**What to work on:**
Reproduce the full listing that appears beneath this instruction exactly.

**Records for this task:**
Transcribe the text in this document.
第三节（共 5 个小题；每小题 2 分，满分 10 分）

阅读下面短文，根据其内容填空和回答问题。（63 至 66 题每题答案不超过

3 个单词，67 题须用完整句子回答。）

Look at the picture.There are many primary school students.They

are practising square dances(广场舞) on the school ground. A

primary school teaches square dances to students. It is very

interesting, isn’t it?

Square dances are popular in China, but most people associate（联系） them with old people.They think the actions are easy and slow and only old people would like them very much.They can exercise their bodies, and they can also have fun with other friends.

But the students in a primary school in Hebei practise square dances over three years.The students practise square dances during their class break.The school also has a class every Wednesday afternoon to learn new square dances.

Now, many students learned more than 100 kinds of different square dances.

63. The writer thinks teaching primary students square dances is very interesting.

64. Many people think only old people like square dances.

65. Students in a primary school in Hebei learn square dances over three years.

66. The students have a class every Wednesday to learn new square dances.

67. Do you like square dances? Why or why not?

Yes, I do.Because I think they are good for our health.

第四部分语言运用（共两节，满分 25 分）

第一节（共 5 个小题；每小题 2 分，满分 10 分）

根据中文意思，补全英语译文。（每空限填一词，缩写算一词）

**Completed task:**
Transcribe the text in this document.
第三节（共 5 个小题；每小题 2 分，满分 10 分）

阅读下面短文，根据其内容填空和回答问题。（63 至 66 题每题答案不超过

3 个单词，67 题须用完整句子回答。）

Look at the picture.There are many primary school students.They

are practising square dances(广场舞) on the school ground. A

primary school teaches square dances to students. It is very

interesting, isn’t it?

Square dances are popular in China, but most people associate（联系） them with old people.They think the actions are easy and slow and only old people would like them very much.They can exercise their bodies, and they can also have fun with other friends.

But the students in a primary school in Hebei practise square dances over three years.The students practise square dances during their class break.The school also has a class every Wednesday afternoon to learn new square dances.

Now, many students learned more than 100 kinds of different square dances.

63. The writer thinks teaching primary students square dances is very interesting.

64. Many people think only old people like square dances.

65. Students in a primary school in Hebei learn square dances over three years.

66. The students have a class every Wednesday to learn new square dances.

67. Do you like square dances? Why or why not?

Yes, I do.Because I think they are good for our health.

第四部分语言运用（共两节，满分 25 分）

第一节（共 5 个小题；每小题 2 分，满分 10 分）

根据中文意思，补全英语译文。（每空限填一词，缩写算一词）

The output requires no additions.